### Data for review ###

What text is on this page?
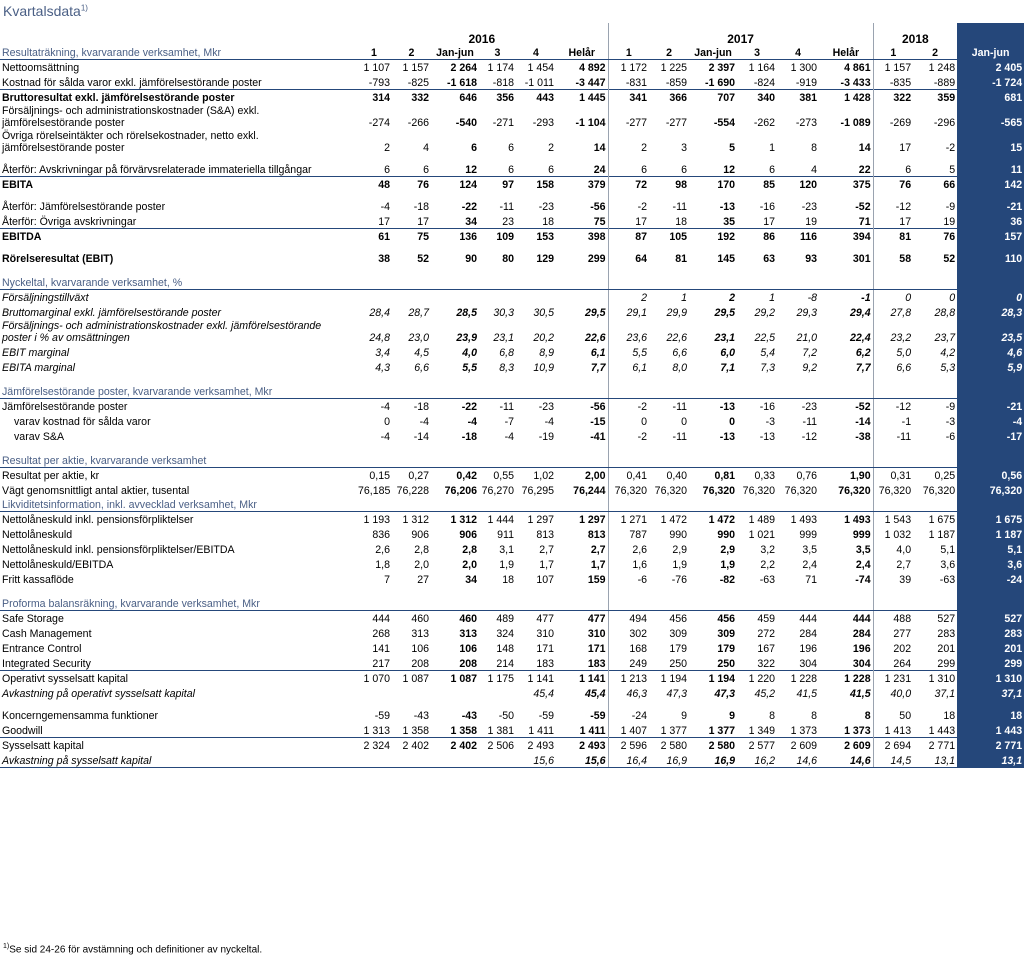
Kvartalsdata$^{1)}$
	2016						2017						2018		
Resultaträkning, kvarvarande verksamhet, Mkr	1	2	Jan-jun	3	4	Helår	1	2	Jan-jun	3	4	Helår	1	2	Jan-jun
Nettoomsättning	1 107	1 157	2 264	1 174	1 454	4 892	1 172	1 225	2 397	1 164	1 300	4 861	1 157	1 248	2 405
Kostnad för sålda varor exkl. jämförelsestörande poster	-793	-825	-1 618	-818	-1 011	-3 447	-831	-859	-1 690	-824	-919	-3 433	-835	-889	-1 724
Bruttoresultat exkl. jämförelsestörande poster	314	332	646	356	443	1 445	341	366	707	340	381	1 428	322	359	681

Försäljnings- och administrationskostnader (S&A) exkl.
jämförelsestörande poster	-274	-266	-540	-271	-293	-1 104	-277	-277	-554	-262	-273	-1 089	-269	-296	-565

Övriga rörelseintäkter och rörelsekostnader, netto exkl.
jämförelsestörande poster	2	4	6	6	2	14	2	3	5	1	8	14	17	-2	15
Återför: Avskrivningar på förvärvsrelaterade immateriella tillgångar	6	6	12	6	6	24	6	6	12	6	4	22	6	5	11
EBITA	48	76	124	97	158	379	72	98	170	85	120	375	76	66	142
Återför: Jämförelsestörande poster	-4	-18	-22	-11	-23	-56	-2	-11	-13	-16	-23	-52	-12	-9	-21
Återför: Övriga avskrivningar	17	17	34	23	18	75	17	18	35	17	19	71	17	19	36
EBITDA	61	75	136	109	153	398	87	105	192	86	116	394	81	76	157
Rörelseresultat (EBIT)	38	52	90	80	129	299	64	81	145	63	93	301	58	52	110
Nyckeltal, kvarvarande verksamhet, %															
Försäljningstillväxt							2	1	2	1	-8	-1	0	0	0
Bruttomarginal exkl. jämförelsestörande poster	28,4	28,7	28,5	30,3	30,5	29,5	29,1	29,9	29,5	29,2	29,3	29,4	27,8	28,8	28,3

Försäljnings- och administrationskostnader exkl. jämförelsestörande
poster i % av omsättningen	24,8	23,0	23,9	23,1	20,2	22,6	23,6	22,6	23,1	22,5	21,0	22,4	23,2	23,7	23,5
EBIT marginal	3,4	4,5	4,0	6,8	8,9	6,1	5,5	6,6	6,0	5,4	7,2	6,2	5,0	4,2	4,6
EBITA marginal	4,3	6,6	5,5	8,3	10,9	7,7	6,1	8,0	7,1	7,3	9,2	7,7	6,6	5,3	5,9
Jämförelsestörande poster, kvarvarande verksamhet, Mkr															
Jämförelsestörande poster	-4	-18	-22	-11	-23	-56	-2	-11	-13	-16	-23	-52	-12	-9	-21
varav kostnad för sålda varor	0	-4	-4	-7	-4	-15	0	0	0	-3	-11	-14	-1	-3	-4
varav S&A	-4	-14	-18	-4	-19	-41	-2	-11	-13	-13	-12	-38	-11	-6	-17
Resultat per aktie, kvarvarande verksamhet															
Resultat per aktie, kr	0,15	0,27	0,42	0,55	1,02	2,00	0,41	0,40	0,81	0,33	0,76	1,90	0,31	0,25	0,56
Vägt genomsnittligt antal aktier, tusental	76,185	76,228	76,206	76,270	76,295	76,244	76,320	76,320	76,320	76,320	76,320	76,320	76,320	76,320	76,320
Likviditetsinformation, inkl. avvecklad verksamhet, Mkr															
Nettolåneskuld inkl. pensionsförpliktelser	1 193	1 312	1 312	1 444	1 297	1 297	1 271	1 472	1 472	1 489	1 493	1 493	1 543	1 675	1 675
Nettolåneskuld	836	906	906	911	813	813	787	990	990	1 021	999	999	1 032	1 187	1 187
Nettolåneskuld inkl. pensionsförpliktelser/EBITDA	2,6	2,8	2,8	3,1	2,7	2,7	2,6	2,9	2,9	3,2	3,5	3,5	4,0	5,1	5,1
Nettolåneskuld/EBITDA	1,8	2,0	2,0	1,9	1,7	1,7	1,6	1,9	1,9	2,2	2,4	2,4	2,7	3,6	3,6
Fritt kassaflöde	7	27	34	18	107	159	-6	-76	-82	-63	71	-74	39	-63	-24
Proforma balansräkning, kvarvarande verksamhet, Mkr															
Safe Storage	444	460	460	489	477	477	494	456	456	459	444	444	488	527	527
Cash Management	268	313	313	324	310	310	302	309	309	272	284	284	277	283	283
Entrance Control	141	106	106	148	171	171	168	179	179	167	196	196	202	201	201
Integrated Security	217	208	208	214	183	183	249	250	250	322	304	304	264	299	299
Operativt sysselsatt kapital	1 070	1 087	1 087	1 175	1 141	1 141	1 213	1 194	1 194	1 220	1 228	1 228	1 231	1 310	1 310
Avkastning på operativt sysselsatt kapital					45,4	45,4	46,3	47,3	47,3	45,2	41,5	41,5	40,0	37,1	37,1
Koncerngemensamma funktioner	-59	-43	-43	-50	-59	-59	-24	9	9	8	8	8	50	18	18
Goodwill	1 313	1 358	1 358	1 381	1 411	1 411	1 407	1 377	1 377	1 349	1 373	1 373	1 413	1 443	1 443
Sysselsatt kapital	2 324	2 402	2 402	2 506	2 493	2 493	2 596	2 580	2 580	2 577	2 609	2 609	2 694	2 771	2 771
Avkastning på sysselsatt kapital					15,6	15,6	16,4	16,9	16,9	16,2	14,6	14,6	14,5	13,1	13,1
$^{1)}$Se sid 24-26 för avstämning och definitioner av nyckeltal.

###

- Exercise prompt: For every record above, repeat the text exactly and omit any picture.

- Task response:
What text is on this page?
Kvartalsdata$^{1)}$
	2016						2017						2018		
Resultaträkning, kvarvarande verksamhet, Mkr	1	2	Jan-jun	3	4	Helår	1	2	Jan-jun	3	4	Helår	1	2	Jan-jun
Nettoomsättning	1 107	1 157	2 264	1 174	1 454	4 892	1 172	1 225	2 397	1 164	1 300	4 861	1 157	1 248	2 405
Kostnad för sålda varor exkl. jämförelsestörande poster	-793	-825	-1 618	-818	-1 011	-3 447	-831	-859	-1 690	-824	-919	-3 433	-835	-889	-1 724
Bruttoresultat exkl. jämförelsestörande poster	314	332	646	356	443	1 445	341	366	707	340	381	1 428	322	359	681

Försäljnings- och administrationskostnader (S&A) exkl.
jämförelsestörande poster	-274	-266	-540	-271	-293	-1 104	-277	-277	-554	-262	-273	-1 089	-269	-296	-565

Övriga rörelseintäkter och rörelsekostnader, netto exkl.
jämförelsestörande poster	2	4	6	6	2	14	2	3	5	1	8	14	17	-2	15
Återför: Avskrivningar på förvärvsrelaterade immateriella tillgångar	6	6	12	6	6	24	6	6	12	6	4	22	6	5	11
EBITA	48	76	124	97	158	379	72	98	170	85	120	375	76	66	142
Återför: Jämförelsestörande poster	-4	-18	-22	-11	-23	-56	-2	-11	-13	-16	-23	-52	-12	-9	-21
Återför: Övriga avskrivningar	17	17	34	23	18	75	17	18	35	17	19	71	17	19	36
EBITDA	61	75	136	109	153	398	87	105	192	86	116	394	81	76	157
Rörelseresultat (EBIT)	38	52	90	80	129	299	64	81	145	63	93	301	58	52	110
Nyckeltal, kvarvarande verksamhet, %															
Försäljningstillväxt							2	1	2	1	-8	-1	0	0	0
Bruttomarginal exkl. jämförelsestörande poster	28,4	28,7	28,5	30,3	30,5	29,5	29,1	29,9	29,5	29,2	29,3	29,4	27,8	28,8	28,3

Försäljnings- och administrationskostnader exkl. jämförelsestörande
poster i % av omsättningen	24,8	23,0	23,9	23,1	20,2	22,6	23,6	22,6	23,1	22,5	21,0	22,4	23,2	23,7	23,5
EBIT marginal	3,4	4,5	4,0	6,8	8,9	6,1	5,5	6,6	6,0	5,4	7,2	6,2	5,0	4,2	4,6
EBITA marginal	4,3	6,6	5,5	8,3	10,9	7,7	6,1	8,0	7,1	7,3	9,2	7,7	6,6	5,3	5,9
Jämförelsestörande poster, kvarvarande verksamhet, Mkr															
Jämförelsestörande poster	-4	-18	-22	-11	-23	-56	-2	-11	-13	-16	-23	-52	-12	-9	-21
varav kostnad för sålda varor	0	-4	-4	-7	-4	-15	0	0	0	-3	-11	-14	-1	-3	-4
varav S&A	-4	-14	-18	-4	-19	-41	-2	-11	-13	-13	-12	-38	-11	-6	-17
Resultat per aktie, kvarvarande verksamhet															
Resultat per aktie, kr	0,15	0,27	0,42	0,55	1,02	2,00	0,41	0,40	0,81	0,33	0,76	1,90	0,31	0,25	0,56
Vägt genomsnittligt antal aktier, tusental	76,185	76,228	76,206	76,270	76,295	76,244	76,320	76,320	76,320	76,320	76,320	76,320	76,320	76,320	76,320
Likviditetsinformation, inkl. avvecklad verksamhet, Mkr															
Nettolåneskuld inkl. pensionsförpliktelser	1 193	1 312	1 312	1 444	1 297	1 297	1 271	1 472	1 472	1 489	1 493	1 493	1 543	1 675	1 675
Nettolåneskuld	836	906	906	911	813	813	787	990	990	1 021	999	999	1 032	1 187	1 187
Nettolåneskuld inkl. pensionsförpliktelser/EBITDA	2,6	2,8	2,8	3,1	2,7	2,7	2,6	2,9	2,9	3,2	3,5	3,5	4,0	5,1	5,1
Nettolåneskuld/EBITDA	1,8	2,0	2,0	1,9	1,7	1,7	1,6	1,9	1,9	2,2	2,4	2,4	2,7	3,6	3,6
Fritt kassaflöde	7	27	34	18	107	159	-6	-76	-82	-63	71	-74	39	-63	-24
Proforma balansräkning, kvarvarande verksamhet, Mkr															
Safe Storage	444	460	460	489	477	477	494	456	456	459	444	444	488	527	527
Cash Management	268	313	313	324	310	310	302	309	309	272	284	284	277	283	283
Entrance Control	141	106	106	148	171	171	168	179	179	167	196	196	202	201	201
Integrated Security	217	208	208	214	183	183	249	250	250	322	304	304	264	299	299
Operativt sysselsatt kapital	1 070	1 087	1 087	1 175	1 141	1 141	1 213	1 194	1 194	1 220	1 228	1 228	1 231	1 310	1 310
Avkastning på operativt sysselsatt kapital					45,4	45,4	46,3	47,3	47,3	45,2	41,5	41,5	40,0	37,1	37,1
Koncerngemensamma funktioner	-59	-43	-43	-50	-59	-59	-24	9	9	8	8	8	50	18	18
Goodwill	1 313	1 358	1 358	1 381	1 411	1 411	1 407	1 377	1 377	1 349	1 373	1 373	1 413	1 443	1 443
Sysselsatt kapital	2 324	2 402	2 402	2 506	2 493	2 493	2 596	2 580	2 580	2 577	2 609	2 609	2 694	2 771	2 771
Avkastning på sysselsatt kapital					15,6	15,6	16,4	16,9	16,9	16,2	14,6	14,6	14,5	13,1	13,1
$^{1)}$Se sid 24-26 för avstämning och definitioner av nyckeltal.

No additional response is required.